Every record must be repeated exactly, with no omission.

----------------

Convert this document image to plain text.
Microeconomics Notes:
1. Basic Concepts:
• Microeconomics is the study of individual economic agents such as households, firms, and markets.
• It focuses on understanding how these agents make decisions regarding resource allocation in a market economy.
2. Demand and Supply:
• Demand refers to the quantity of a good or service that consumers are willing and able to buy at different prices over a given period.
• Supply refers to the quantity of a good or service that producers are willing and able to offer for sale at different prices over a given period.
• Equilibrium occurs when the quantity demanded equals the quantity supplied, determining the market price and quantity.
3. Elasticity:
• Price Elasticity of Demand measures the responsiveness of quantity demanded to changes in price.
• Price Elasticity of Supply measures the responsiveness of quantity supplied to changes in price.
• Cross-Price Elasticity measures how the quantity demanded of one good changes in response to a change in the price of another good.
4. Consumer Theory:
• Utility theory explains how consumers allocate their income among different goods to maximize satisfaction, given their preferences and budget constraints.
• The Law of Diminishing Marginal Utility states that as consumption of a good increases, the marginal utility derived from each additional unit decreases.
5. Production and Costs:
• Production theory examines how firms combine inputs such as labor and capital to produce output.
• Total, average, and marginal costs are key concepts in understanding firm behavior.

----------------

Result of the task.
Convert this document image to plain text.
Microeconomics Notes:
1. Basic Concepts:
• Microeconomics is the study of individual economic agents such as households, firms, and markets.
• It focuses on understanding how these agents make decisions regarding resource allocation in a market economy.
2. Demand and Supply:
• Demand refers to the quantity of a good or service that consumers are willing and able to buy at different prices over a given period.
• Supply refers to the quantity of a good or service that producers are willing and able to offer for sale at different prices over a given period.
• Equilibrium occurs when the quantity demanded equals the quantity supplied, determining the market price and quantity.
3. Elasticity:
• Price Elasticity of Demand measures the responsiveness of quantity demanded to changes in price.
• Price Elasticity of Supply measures the responsiveness of quantity supplied to changes in price.
• Cross-Price Elasticity measures how the quantity demanded of one good changes in response to a change in the price of another good.
4. Consumer Theory:
• Utility theory explains how consumers allocate their income among different goods to maximize satisfaction, given their preferences and budget constraints.
• The Law of Diminishing Marginal Utility states that as consumption of a good increases, the marginal utility derived from each additional unit decreases.
5. Production and Costs:
• Production theory examines how firms combine inputs such as labor and capital to produce output.
• Total, average, and marginal costs are key concepts in understanding firm behavior.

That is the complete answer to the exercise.